— What you should do —
Every entry below must appear again, exactly as written.

Dataset items:
⟨
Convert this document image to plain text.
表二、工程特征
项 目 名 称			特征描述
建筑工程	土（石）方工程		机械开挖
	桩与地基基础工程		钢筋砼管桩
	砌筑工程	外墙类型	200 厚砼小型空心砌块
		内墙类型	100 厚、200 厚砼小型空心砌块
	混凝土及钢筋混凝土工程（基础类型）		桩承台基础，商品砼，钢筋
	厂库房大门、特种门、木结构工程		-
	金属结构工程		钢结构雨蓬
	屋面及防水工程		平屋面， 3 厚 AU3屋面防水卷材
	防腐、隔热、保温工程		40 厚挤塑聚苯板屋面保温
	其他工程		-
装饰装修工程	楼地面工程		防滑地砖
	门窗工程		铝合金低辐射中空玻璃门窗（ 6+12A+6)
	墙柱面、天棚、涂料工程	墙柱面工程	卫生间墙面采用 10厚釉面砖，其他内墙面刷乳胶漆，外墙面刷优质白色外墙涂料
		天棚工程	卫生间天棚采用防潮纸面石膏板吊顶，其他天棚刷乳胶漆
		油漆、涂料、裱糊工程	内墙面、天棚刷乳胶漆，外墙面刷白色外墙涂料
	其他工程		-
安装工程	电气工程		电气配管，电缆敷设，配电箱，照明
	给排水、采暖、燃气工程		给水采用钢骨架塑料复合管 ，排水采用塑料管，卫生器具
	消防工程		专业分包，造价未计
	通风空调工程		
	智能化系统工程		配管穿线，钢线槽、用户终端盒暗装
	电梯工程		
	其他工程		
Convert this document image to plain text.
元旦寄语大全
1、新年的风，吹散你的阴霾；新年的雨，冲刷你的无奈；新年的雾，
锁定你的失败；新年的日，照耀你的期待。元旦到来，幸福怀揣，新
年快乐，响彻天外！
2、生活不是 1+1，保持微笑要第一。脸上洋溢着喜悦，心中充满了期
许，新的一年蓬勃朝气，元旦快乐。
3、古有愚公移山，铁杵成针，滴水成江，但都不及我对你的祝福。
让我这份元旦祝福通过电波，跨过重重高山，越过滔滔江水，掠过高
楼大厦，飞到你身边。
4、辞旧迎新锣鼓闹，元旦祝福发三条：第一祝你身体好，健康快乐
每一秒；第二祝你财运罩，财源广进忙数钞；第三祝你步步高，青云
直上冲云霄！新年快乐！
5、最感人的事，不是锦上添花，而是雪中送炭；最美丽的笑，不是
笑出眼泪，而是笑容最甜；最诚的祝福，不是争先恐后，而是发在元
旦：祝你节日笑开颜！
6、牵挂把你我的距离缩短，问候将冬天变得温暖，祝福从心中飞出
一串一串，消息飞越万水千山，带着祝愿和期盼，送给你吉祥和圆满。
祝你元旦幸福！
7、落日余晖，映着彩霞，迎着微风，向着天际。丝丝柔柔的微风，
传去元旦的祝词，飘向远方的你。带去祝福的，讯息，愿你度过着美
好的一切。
⟩
— Written answer —
Convert this document image to plain text.
表二、工程特征
项 目 名 称			特征描述
建筑工程	土（石）方工程		机械开挖
	桩与地基基础工程		钢筋砼管桩
	砌筑工程	外墙类型	200 厚砼小型空心砌块
		内墙类型	100 厚、200 厚砼小型空心砌块
	混凝土及钢筋混凝土工程（基础类型）		桩承台基础，商品砼，钢筋
	厂库房大门、特种门、木结构工程		-
	金属结构工程		钢结构雨蓬
	屋面及防水工程		平屋面， 3 厚 AU3屋面防水卷材
	防腐、隔热、保温工程		40 厚挤塑聚苯板屋面保温
	其他工程		-
装饰装修工程	楼地面工程		防滑地砖
	门窗工程		铝合金低辐射中空玻璃门窗（ 6+12A+6)
	墙柱面、天棚、涂料工程	墙柱面工程	卫生间墙面采用 10厚釉面砖，其他内墙面刷乳胶漆，外墙面刷优质白色外墙涂料
		天棚工程	卫生间天棚采用防潮纸面石膏板吊顶，其他天棚刷乳胶漆
		油漆、涂料、裱糊工程	内墙面、天棚刷乳胶漆，外墙面刷白色外墙涂料
	其他工程		-
安装工程	电气工程		电气配管，电缆敷设，配电箱，照明
	给排水、采暖、燃气工程		给水采用钢骨架塑料复合管 ，排水采用塑料管，卫生器具
	消防工程		专业分包，造价未计
	通风空调工程		
	智能化系统工程		配管穿线，钢线槽、用户终端盒暗装
	电梯工程		
	其他工程		
Convert this document image to plain text.
元旦寄语大全
1、新年的风，吹散你的阴霾；新年的雨，冲刷你的无奈；新年的雾，
锁定你的失败；新年的日，照耀你的期待。元旦到来，幸福怀揣，新
年快乐，响彻天外！
2、生活不是 1+1，保持微笑要第一。脸上洋溢着喜悦，心中充满了期
许，新的一年蓬勃朝气，元旦快乐。
3、古有愚公移山，铁杵成针，滴水成江，但都不及我对你的祝福。
让我这份元旦祝福通过电波，跨过重重高山，越过滔滔江水，掠过高
楼大厦，飞到你身边。
4、辞旧迎新锣鼓闹，元旦祝福发三条：第一祝你身体好，健康快乐
每一秒；第二祝你财运罩，财源广进忙数钞；第三祝你步步高，青云
直上冲云霄！新年快乐！
5、最感人的事，不是锦上添花，而是雪中送炭；最美丽的笑，不是
笑出眼泪，而是笑容最甜；最诚的祝福，不是争先恐后，而是发在元
旦：祝你节日笑开颜！
6、牵挂把你我的距离缩短，问候将冬天变得温暖，祝福从心中飞出
一串一串，消息飞越万水千山，带着祝愿和期盼，送给你吉祥和圆满。
祝你元旦幸福！
7、落日余晖，映着彩霞，迎着微风，向着天际。丝丝柔柔的微风，
传去元旦的祝词，飘向远方的你。带去祝福的，讯息，愿你度过着美
好的一切。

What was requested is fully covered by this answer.